* start ENTRIES PROVIDED *

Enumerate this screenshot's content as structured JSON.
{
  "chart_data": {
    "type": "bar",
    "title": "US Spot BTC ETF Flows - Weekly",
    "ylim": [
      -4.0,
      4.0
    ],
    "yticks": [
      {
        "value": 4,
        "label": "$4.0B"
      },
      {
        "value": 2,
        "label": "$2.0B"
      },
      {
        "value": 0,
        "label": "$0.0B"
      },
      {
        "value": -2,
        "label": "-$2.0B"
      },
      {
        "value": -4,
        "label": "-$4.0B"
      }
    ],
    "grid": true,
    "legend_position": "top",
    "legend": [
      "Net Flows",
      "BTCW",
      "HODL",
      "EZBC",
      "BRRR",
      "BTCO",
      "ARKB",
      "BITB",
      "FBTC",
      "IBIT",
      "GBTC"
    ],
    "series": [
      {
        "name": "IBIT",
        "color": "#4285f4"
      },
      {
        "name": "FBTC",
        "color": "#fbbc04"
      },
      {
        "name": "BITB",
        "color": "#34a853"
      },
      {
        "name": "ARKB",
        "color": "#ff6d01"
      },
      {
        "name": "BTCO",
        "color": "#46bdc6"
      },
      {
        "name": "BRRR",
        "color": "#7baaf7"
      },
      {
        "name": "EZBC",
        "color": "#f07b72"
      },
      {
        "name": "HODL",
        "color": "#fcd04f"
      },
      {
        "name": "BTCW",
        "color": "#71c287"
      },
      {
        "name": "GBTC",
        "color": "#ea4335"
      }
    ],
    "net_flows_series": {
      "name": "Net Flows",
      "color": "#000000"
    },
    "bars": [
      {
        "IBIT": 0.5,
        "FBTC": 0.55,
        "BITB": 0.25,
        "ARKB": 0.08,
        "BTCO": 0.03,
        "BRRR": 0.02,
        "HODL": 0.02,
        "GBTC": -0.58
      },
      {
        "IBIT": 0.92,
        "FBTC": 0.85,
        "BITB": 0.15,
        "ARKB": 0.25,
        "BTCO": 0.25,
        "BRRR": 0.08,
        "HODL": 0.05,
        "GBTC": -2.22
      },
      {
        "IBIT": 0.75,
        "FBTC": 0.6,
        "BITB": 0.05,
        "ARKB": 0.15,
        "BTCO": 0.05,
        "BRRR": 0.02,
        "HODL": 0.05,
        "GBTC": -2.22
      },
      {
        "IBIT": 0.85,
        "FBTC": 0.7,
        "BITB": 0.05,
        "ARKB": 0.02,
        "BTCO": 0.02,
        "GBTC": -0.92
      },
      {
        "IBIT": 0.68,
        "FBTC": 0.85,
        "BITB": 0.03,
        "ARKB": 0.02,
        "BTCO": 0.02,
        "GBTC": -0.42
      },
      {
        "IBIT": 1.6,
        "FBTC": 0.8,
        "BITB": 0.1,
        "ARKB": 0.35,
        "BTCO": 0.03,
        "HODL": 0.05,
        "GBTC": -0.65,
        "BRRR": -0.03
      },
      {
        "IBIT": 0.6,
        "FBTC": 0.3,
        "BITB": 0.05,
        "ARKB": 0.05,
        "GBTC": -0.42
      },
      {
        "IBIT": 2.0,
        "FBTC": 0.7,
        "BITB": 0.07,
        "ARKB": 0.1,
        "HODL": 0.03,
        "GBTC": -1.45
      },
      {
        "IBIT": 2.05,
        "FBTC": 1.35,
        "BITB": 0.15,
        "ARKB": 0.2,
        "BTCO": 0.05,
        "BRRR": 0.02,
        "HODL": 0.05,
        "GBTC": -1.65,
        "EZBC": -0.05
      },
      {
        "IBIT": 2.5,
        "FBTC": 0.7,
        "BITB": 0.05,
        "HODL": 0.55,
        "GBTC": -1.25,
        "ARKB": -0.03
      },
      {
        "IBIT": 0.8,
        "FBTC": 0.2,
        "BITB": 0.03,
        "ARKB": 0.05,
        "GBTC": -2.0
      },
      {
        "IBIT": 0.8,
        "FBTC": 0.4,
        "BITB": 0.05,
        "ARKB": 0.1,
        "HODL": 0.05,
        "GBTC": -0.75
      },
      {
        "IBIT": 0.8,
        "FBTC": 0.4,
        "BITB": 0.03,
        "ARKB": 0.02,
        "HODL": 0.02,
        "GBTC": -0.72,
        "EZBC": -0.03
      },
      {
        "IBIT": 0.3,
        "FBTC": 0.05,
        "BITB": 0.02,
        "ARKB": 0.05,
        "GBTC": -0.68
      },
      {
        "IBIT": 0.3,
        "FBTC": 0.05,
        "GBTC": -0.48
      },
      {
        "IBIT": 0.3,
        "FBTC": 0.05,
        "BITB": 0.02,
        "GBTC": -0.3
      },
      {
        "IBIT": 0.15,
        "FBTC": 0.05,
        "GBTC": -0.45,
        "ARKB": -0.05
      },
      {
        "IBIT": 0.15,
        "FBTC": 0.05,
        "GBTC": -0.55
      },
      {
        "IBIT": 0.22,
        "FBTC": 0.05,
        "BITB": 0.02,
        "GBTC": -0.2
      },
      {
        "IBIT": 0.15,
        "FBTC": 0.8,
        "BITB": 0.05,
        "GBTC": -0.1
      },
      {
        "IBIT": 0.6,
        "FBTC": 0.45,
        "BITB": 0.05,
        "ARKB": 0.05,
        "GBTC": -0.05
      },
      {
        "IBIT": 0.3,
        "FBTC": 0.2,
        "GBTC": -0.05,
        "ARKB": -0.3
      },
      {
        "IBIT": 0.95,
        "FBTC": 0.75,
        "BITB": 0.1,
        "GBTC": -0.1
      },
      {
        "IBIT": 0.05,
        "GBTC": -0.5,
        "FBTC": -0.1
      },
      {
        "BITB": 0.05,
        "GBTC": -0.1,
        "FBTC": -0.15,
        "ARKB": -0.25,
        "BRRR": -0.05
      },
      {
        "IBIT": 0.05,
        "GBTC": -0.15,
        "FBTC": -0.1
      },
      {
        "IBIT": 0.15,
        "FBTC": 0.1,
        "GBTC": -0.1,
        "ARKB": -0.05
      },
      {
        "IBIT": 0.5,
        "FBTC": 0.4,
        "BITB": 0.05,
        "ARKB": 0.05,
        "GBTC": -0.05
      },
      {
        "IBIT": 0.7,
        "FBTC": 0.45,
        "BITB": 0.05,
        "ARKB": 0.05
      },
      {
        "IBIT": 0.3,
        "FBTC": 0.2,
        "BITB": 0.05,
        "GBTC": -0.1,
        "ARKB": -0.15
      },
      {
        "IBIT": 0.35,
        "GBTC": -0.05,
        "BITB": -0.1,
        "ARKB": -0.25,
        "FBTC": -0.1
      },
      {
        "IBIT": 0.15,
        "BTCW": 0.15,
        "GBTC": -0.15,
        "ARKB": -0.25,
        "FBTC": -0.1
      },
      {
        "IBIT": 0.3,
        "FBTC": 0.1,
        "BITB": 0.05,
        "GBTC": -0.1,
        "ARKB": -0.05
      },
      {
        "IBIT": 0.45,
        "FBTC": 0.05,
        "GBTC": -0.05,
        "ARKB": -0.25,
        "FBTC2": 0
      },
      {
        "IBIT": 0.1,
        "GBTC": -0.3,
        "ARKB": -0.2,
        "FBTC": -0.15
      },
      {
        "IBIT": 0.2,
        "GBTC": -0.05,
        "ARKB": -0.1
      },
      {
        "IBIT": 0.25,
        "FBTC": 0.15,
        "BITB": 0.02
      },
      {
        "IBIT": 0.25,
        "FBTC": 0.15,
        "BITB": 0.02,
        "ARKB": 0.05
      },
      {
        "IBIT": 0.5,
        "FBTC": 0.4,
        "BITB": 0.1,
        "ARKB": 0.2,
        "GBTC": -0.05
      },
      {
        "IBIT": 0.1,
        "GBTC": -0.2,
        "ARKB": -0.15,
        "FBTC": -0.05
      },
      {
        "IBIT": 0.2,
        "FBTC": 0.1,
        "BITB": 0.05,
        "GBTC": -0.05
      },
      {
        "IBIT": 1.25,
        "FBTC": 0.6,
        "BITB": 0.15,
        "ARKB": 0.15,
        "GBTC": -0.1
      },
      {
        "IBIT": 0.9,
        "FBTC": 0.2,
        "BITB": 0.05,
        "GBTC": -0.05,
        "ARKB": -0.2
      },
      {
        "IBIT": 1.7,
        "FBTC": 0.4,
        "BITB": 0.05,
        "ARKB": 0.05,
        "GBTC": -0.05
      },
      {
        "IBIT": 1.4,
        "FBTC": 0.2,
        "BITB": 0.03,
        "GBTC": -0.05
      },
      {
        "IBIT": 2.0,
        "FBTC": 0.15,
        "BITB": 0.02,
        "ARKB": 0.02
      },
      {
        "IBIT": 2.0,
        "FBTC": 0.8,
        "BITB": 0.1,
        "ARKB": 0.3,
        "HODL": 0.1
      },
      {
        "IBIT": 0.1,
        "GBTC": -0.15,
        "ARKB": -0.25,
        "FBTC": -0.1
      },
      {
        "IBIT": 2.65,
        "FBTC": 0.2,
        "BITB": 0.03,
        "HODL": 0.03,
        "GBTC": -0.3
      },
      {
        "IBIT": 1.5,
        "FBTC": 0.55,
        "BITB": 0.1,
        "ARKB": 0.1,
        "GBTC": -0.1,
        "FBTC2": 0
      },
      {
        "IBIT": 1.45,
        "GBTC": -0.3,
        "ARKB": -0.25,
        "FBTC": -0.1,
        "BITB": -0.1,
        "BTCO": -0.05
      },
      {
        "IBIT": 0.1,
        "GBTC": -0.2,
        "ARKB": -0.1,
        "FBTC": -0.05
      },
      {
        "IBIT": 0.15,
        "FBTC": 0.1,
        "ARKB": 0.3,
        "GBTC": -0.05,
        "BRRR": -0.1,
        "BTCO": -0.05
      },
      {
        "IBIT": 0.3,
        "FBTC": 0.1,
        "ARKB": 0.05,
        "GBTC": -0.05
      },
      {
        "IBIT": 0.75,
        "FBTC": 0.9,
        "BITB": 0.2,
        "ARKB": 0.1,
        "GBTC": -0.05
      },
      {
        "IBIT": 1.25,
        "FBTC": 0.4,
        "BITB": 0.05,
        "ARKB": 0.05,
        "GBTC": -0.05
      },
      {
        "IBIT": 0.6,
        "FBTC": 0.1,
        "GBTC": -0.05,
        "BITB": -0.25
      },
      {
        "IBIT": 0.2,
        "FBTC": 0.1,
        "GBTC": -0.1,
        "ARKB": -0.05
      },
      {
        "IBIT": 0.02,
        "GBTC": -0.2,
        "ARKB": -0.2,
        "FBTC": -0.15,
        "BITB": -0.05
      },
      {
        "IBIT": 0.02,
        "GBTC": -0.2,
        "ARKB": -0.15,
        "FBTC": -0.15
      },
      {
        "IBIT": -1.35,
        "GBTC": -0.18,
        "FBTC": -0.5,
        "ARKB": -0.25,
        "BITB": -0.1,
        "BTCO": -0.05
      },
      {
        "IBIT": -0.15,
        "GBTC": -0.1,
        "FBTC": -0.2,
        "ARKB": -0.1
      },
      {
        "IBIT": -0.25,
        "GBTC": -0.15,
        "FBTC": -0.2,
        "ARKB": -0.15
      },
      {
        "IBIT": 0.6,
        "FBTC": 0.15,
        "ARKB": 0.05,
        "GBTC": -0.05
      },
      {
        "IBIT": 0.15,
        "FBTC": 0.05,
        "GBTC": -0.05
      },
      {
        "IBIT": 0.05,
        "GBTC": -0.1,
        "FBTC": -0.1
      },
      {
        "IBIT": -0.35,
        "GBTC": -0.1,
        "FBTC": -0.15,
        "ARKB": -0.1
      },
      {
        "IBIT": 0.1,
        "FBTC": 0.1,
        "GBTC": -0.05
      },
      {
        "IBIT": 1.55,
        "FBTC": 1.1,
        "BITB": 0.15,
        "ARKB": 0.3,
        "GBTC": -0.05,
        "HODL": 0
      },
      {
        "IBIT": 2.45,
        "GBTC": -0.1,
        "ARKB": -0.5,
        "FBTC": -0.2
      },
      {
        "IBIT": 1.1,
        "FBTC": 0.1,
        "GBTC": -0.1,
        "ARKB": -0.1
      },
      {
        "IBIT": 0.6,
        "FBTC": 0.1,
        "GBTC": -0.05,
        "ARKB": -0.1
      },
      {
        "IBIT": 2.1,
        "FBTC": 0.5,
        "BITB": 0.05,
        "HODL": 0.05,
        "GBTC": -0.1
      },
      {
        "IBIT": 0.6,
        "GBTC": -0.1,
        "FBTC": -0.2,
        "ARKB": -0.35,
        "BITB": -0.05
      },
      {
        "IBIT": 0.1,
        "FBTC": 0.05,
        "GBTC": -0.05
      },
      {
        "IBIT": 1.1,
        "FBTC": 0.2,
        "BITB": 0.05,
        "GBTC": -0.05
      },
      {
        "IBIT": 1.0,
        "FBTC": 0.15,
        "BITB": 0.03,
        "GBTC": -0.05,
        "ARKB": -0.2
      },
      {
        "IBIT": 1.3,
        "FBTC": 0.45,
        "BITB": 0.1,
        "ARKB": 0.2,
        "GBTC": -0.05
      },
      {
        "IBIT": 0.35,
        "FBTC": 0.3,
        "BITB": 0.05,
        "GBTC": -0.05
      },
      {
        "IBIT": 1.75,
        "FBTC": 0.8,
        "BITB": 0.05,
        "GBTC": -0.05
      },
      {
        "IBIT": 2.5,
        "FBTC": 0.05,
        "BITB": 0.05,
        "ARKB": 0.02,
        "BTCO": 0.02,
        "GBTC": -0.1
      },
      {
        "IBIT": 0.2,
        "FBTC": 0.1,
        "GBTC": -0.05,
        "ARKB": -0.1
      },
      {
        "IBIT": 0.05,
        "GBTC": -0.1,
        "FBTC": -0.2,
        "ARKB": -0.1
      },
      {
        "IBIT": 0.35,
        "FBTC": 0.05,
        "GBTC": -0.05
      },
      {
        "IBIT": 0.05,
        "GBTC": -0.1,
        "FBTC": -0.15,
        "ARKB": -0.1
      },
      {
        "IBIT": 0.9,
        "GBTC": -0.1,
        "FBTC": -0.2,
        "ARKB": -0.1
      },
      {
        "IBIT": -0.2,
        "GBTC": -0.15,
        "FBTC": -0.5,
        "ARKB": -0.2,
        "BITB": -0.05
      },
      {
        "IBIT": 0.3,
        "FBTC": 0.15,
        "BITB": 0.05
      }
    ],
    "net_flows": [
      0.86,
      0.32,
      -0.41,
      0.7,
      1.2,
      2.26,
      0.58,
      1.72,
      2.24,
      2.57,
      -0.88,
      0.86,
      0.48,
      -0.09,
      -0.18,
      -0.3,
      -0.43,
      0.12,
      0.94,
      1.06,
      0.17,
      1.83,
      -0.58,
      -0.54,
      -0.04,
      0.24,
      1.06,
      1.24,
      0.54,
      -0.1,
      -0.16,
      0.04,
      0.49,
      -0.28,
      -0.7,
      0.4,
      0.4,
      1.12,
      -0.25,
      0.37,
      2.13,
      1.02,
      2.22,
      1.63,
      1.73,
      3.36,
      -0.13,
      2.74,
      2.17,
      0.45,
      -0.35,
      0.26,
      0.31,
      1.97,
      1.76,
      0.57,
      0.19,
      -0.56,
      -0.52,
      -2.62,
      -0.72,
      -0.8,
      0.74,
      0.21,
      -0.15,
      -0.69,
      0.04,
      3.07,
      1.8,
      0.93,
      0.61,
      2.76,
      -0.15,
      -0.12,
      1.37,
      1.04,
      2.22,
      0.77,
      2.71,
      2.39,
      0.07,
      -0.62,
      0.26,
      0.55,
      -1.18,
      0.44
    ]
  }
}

* end ENTRIES PROVIDED *

§ **TASK STATEMENT**
Which lines above contain the word "color"? Copy each of them.

§ **SOLUTION**
        "color": "#4285f4"
        "color": "#fbbc04"
        "color": "#34a853"
        "color": "#ff6d01"
        "color": "#46bdc6"
        "color": "#7baaf7"
        "color": "#f07b72"
        "color": "#fcd04f"
        "color": "#71c287"
        "color": "#ea4335"
      "color": "#000000"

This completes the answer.